▶ **Directive**:
Identify each line holding the string "image" and copy it.

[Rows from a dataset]
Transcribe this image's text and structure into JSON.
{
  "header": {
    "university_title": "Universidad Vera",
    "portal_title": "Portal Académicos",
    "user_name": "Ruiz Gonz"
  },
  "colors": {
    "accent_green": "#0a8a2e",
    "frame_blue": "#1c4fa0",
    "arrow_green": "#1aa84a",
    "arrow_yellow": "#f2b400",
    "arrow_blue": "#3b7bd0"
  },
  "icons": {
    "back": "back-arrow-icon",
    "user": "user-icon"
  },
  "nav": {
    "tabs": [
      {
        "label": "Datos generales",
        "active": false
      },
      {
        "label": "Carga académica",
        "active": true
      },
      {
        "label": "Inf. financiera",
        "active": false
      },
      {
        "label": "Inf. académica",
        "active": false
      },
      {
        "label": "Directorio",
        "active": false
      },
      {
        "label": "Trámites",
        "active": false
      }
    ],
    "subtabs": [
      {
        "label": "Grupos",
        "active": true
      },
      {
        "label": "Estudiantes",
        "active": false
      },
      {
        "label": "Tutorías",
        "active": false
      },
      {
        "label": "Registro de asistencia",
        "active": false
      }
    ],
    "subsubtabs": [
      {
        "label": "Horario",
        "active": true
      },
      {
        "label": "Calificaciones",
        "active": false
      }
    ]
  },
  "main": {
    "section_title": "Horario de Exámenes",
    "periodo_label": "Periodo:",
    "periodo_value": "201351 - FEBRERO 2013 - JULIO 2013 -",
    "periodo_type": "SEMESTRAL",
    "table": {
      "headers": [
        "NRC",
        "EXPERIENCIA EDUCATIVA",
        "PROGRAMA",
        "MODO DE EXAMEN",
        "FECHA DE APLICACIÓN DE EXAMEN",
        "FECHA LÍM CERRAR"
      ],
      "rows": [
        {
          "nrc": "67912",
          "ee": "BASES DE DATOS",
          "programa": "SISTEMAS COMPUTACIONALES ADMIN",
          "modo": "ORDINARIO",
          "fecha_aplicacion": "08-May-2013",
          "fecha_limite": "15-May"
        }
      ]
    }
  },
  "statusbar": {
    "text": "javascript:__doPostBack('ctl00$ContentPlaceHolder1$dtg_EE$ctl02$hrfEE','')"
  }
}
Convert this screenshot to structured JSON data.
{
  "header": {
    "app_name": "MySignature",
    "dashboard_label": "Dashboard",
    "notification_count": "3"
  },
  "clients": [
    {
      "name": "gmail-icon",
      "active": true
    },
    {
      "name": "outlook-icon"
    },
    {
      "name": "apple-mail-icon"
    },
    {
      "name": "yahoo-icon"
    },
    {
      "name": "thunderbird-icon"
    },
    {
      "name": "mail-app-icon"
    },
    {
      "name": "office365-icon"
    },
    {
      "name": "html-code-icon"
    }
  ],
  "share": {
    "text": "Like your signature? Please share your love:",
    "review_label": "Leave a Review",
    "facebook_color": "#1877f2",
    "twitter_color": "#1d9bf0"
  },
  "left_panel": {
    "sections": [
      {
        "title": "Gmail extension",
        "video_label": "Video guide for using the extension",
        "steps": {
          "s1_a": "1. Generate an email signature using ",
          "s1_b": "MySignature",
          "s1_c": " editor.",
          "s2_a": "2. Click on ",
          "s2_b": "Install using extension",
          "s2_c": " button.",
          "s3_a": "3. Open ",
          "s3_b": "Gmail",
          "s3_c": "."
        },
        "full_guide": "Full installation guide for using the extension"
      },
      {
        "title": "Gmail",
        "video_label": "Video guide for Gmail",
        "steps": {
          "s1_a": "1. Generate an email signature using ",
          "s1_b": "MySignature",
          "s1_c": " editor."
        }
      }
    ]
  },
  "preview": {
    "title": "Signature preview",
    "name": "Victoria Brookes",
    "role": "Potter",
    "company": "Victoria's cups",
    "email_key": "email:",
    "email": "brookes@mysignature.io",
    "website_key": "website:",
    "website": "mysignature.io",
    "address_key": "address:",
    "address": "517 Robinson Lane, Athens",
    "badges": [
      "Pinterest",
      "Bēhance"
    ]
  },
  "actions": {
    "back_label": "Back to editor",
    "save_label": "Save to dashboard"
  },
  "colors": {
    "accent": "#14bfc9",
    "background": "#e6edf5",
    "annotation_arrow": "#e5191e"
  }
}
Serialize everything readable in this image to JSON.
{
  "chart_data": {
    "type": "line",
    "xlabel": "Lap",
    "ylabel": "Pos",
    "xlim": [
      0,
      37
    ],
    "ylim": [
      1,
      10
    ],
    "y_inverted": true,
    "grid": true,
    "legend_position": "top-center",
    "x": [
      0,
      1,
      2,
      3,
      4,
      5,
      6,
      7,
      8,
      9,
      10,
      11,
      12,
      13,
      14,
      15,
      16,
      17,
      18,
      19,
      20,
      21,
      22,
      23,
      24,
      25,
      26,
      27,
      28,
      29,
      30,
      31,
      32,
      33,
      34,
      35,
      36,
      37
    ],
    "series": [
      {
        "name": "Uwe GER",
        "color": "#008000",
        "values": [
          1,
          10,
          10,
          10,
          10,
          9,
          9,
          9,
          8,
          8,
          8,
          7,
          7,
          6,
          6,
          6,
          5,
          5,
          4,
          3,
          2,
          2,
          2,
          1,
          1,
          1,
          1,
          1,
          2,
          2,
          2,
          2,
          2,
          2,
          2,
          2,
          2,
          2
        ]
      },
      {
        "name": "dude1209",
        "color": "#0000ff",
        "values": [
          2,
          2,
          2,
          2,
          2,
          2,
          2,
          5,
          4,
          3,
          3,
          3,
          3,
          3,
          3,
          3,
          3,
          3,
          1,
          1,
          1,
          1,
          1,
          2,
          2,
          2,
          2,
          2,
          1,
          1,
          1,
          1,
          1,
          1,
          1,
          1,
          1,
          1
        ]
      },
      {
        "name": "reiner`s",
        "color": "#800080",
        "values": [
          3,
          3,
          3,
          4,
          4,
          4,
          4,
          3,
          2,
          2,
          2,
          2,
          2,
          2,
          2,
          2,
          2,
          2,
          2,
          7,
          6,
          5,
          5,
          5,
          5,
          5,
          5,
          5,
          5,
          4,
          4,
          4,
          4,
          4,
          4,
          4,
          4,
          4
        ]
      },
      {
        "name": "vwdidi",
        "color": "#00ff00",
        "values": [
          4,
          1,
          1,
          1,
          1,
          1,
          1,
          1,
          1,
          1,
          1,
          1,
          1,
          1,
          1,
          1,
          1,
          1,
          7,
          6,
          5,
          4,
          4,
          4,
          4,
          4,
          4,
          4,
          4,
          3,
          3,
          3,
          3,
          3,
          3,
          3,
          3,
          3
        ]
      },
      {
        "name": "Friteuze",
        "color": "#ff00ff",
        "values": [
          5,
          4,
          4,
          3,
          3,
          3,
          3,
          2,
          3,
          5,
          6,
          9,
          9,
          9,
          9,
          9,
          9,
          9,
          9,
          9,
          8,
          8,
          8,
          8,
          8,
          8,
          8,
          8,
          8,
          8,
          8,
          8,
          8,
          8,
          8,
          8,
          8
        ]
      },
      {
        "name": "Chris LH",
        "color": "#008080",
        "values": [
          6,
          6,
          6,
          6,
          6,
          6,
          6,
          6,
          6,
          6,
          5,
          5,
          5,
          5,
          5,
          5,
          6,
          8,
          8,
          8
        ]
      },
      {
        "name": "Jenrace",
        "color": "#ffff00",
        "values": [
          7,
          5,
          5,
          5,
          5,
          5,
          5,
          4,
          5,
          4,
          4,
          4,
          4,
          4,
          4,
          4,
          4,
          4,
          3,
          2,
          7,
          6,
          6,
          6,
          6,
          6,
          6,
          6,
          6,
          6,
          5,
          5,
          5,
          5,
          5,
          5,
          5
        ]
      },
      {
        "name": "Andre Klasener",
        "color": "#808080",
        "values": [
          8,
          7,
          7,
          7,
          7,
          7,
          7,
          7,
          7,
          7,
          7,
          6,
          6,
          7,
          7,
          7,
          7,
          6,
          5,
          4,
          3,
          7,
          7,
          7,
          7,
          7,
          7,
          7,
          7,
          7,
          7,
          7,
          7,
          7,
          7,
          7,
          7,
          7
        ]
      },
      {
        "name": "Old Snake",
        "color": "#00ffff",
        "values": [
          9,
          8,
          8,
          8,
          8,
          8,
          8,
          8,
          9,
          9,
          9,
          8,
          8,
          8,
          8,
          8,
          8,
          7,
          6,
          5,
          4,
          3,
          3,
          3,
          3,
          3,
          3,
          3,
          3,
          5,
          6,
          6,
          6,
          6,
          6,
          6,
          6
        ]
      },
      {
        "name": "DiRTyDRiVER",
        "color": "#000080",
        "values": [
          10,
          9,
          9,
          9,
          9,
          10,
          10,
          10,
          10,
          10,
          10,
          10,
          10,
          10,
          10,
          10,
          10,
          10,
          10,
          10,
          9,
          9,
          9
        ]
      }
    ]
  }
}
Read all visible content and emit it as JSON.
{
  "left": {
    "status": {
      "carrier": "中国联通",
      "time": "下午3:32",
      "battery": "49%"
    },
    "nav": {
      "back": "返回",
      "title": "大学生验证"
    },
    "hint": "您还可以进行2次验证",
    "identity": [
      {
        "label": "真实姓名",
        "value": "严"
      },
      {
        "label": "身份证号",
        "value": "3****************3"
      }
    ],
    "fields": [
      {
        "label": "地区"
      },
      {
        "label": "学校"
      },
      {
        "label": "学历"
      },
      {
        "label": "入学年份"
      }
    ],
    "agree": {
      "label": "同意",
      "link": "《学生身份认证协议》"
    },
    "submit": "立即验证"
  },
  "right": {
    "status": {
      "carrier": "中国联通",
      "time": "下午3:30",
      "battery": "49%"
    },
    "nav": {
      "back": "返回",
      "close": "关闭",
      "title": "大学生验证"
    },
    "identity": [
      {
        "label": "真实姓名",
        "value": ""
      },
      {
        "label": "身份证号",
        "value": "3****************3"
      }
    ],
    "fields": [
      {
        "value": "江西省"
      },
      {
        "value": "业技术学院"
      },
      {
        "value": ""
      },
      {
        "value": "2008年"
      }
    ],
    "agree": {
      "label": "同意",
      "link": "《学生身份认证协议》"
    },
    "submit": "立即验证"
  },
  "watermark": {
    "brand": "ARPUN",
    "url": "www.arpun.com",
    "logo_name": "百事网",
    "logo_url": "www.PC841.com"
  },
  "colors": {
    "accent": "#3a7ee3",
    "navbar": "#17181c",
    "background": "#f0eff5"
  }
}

▶ **Written response**:
Transcribe this image's text and structure into JSON.
Serialize everything readable in this image to JSON.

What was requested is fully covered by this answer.